===== Material to process

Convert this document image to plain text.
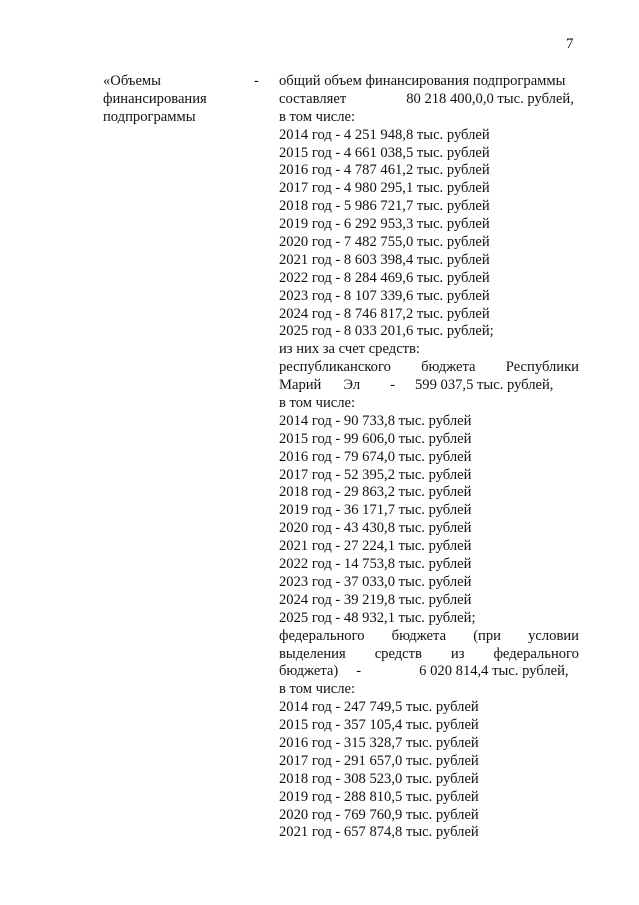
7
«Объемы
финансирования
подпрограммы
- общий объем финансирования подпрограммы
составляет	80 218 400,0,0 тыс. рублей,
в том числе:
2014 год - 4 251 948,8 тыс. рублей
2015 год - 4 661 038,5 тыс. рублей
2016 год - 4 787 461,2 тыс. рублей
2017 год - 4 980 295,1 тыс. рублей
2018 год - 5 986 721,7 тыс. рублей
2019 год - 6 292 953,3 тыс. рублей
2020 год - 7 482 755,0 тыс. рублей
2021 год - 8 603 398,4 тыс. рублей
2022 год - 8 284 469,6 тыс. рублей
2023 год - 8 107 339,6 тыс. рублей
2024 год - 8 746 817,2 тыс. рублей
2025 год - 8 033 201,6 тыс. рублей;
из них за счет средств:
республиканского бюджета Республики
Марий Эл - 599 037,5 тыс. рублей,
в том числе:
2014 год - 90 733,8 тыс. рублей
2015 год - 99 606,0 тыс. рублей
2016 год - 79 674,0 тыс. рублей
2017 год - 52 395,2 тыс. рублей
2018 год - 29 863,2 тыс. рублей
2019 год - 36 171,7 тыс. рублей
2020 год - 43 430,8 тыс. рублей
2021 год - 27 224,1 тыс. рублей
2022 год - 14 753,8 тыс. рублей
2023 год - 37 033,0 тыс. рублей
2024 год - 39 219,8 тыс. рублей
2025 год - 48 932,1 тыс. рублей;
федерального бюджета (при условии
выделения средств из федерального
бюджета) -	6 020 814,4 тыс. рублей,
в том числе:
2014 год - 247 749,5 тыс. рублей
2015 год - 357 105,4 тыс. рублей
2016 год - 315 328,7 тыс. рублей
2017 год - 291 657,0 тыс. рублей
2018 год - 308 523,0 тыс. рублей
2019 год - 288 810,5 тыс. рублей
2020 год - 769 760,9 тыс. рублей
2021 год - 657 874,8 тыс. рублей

==========

Return each line exactly as written. Any picture gets left out.

• _Solution_:
Convert this document image to plain text.
7
«Объемы
финансирования
подпрограммы
- общий объем финансирования подпрограммы
составляет	80 218 400,0,0 тыс. рублей,
в том числе:
2014 год - 4 251 948,8 тыс. рублей
2015 год - 4 661 038,5 тыс. рублей
2016 год - 4 787 461,2 тыс. рублей
2017 год - 4 980 295,1 тыс. рублей
2018 год - 5 986 721,7 тыс. рублей
2019 год - 6 292 953,3 тыс. рублей
2020 год - 7 482 755,0 тыс. рублей
2021 год - 8 603 398,4 тыс. рублей
2022 год - 8 284 469,6 тыс. рублей
2023 год - 8 107 339,6 тыс. рублей
2024 год - 8 746 817,2 тыс. рублей
2025 год - 8 033 201,6 тыс. рублей;
из них за счет средств:
республиканского бюджета Республики
Марий Эл - 599 037,5 тыс. рублей,
в том числе:
2014 год - 90 733,8 тыс. рублей
2015 год - 99 606,0 тыс. рублей
2016 год - 79 674,0 тыс. рублей
2017 год - 52 395,2 тыс. рублей
2018 год - 29 863,2 тыс. рублей
2019 год - 36 171,7 тыс. рублей
2020 год - 43 430,8 тыс. рублей
2021 год - 27 224,1 тыс. рублей
2022 год - 14 753,8 тыс. рублей
2023 год - 37 033,0 тыс. рублей
2024 год - 39 219,8 тыс. рублей
2025 год - 48 932,1 тыс. рублей;
федерального бюджета (при условии
выделения средств из федерального
бюджета) -	6 020 814,4 тыс. рублей,
в том числе:
2014 год - 247 749,5 тыс. рублей
2015 год - 357 105,4 тыс. рублей
2016 год - 315 328,7 тыс. рублей
2017 год - 291 657,0 тыс. рублей
2018 год - 308 523,0 тыс. рублей
2019 год - 288 810,5 тыс. рублей
2020 год - 769 760,9 тыс. рублей
2021 год - 657 874,8 тыс. рублей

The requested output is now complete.